■ TASK PROMPT: Only the number is wanted: how many lines hold the word "JSON"?

** start of RECORDS FOR THE EXERCISE **

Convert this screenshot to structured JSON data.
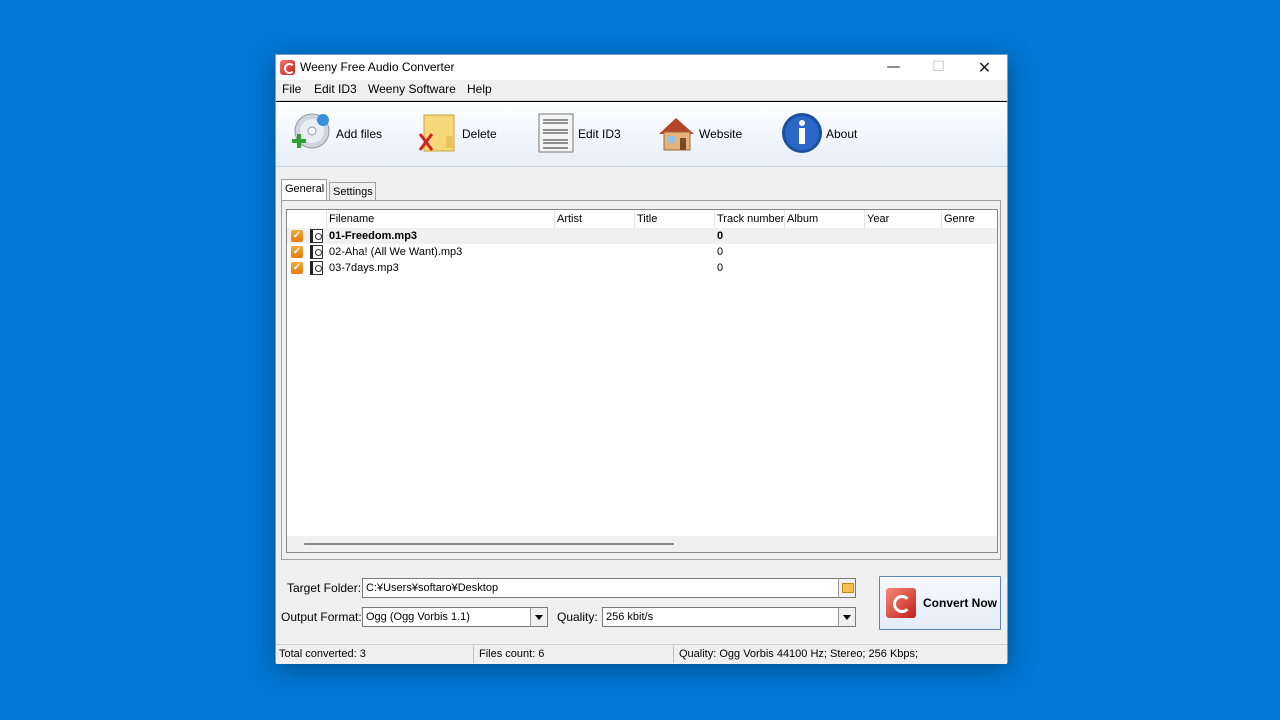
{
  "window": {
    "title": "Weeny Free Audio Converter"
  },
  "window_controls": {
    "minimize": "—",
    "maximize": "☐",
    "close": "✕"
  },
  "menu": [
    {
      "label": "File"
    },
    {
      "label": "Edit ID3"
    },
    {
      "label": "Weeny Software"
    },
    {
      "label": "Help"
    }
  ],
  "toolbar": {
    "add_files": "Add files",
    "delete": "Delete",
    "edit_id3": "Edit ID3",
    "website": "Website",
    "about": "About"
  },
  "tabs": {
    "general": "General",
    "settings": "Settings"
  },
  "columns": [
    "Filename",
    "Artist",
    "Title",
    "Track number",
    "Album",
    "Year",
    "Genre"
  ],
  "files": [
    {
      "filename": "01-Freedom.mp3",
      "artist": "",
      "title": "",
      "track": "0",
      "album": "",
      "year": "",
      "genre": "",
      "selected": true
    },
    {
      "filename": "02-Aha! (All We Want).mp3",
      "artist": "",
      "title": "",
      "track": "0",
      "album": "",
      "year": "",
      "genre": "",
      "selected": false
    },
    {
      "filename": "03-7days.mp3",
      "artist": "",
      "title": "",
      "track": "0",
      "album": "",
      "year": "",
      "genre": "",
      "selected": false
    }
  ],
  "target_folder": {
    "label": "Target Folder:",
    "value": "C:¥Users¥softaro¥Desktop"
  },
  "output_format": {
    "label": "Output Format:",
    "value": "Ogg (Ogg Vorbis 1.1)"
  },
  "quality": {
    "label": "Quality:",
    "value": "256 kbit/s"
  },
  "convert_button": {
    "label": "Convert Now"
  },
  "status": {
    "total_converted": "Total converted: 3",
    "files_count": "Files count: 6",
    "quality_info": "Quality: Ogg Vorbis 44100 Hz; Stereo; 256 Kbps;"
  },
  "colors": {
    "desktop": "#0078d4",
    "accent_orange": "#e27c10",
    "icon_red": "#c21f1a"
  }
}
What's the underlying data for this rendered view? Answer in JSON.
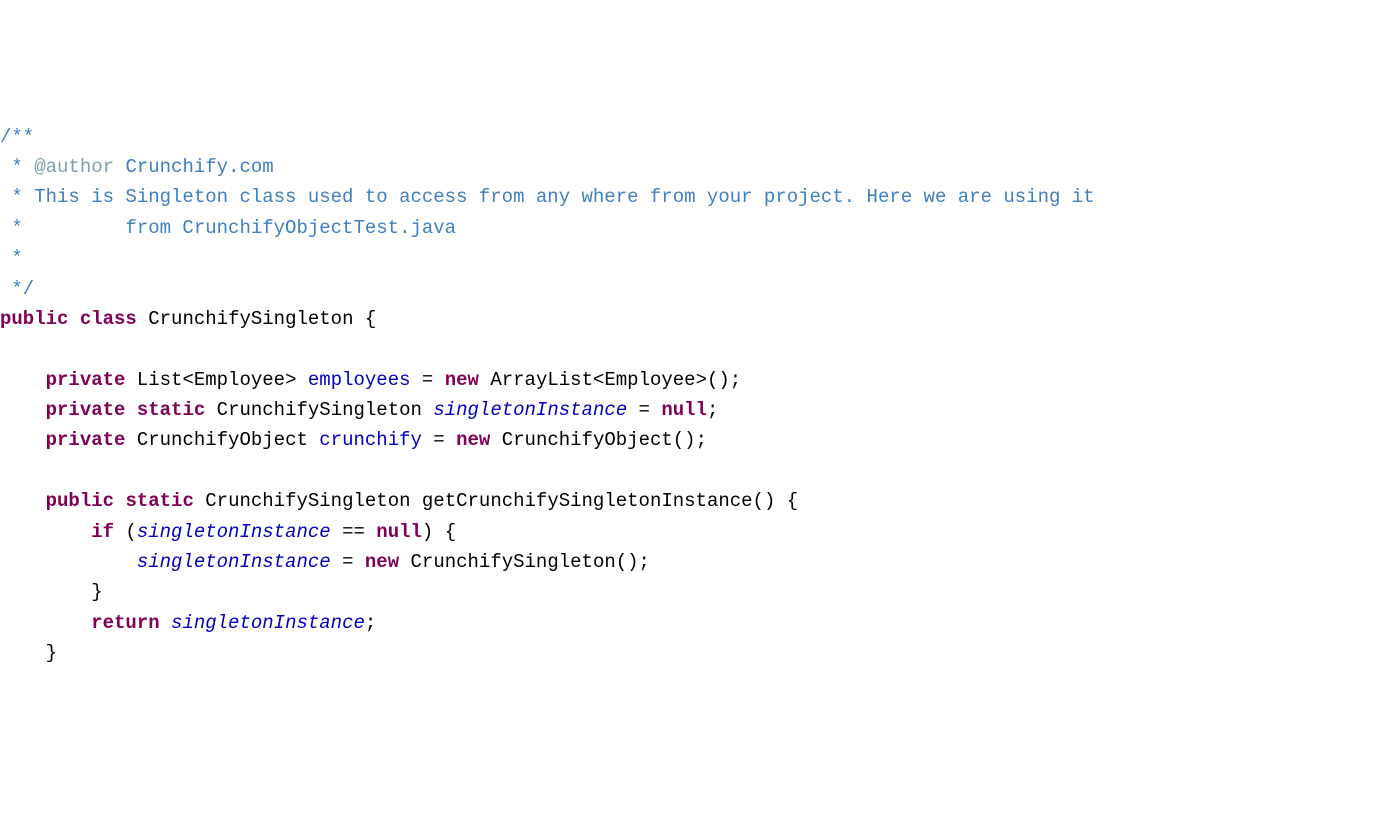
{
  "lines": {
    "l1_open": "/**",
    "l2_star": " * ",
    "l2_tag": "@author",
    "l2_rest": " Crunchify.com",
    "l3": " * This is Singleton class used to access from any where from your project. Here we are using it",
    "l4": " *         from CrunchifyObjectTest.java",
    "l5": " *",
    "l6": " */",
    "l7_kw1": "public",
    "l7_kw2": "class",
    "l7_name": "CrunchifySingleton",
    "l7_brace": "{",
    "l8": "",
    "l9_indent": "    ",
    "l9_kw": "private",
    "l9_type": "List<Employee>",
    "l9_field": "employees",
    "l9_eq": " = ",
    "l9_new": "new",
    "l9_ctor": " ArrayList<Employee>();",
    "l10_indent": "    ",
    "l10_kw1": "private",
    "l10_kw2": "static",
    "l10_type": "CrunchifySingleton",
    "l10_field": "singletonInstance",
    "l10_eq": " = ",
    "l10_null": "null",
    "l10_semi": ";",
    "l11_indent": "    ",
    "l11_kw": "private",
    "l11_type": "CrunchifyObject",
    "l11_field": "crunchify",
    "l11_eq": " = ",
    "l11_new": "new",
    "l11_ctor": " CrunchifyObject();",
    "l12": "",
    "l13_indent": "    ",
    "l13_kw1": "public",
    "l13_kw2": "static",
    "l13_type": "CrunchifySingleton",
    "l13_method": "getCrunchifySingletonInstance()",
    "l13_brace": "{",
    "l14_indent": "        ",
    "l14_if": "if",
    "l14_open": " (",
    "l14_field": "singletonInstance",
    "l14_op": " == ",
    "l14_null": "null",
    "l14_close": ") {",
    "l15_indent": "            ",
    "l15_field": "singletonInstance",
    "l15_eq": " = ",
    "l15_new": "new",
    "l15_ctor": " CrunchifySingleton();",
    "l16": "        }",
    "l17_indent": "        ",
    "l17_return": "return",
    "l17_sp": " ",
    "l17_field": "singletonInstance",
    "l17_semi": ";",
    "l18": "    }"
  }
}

** end of RECORDS FOR THE EXERCISE **

■ ANSWER TO THIS PROBLEM: 2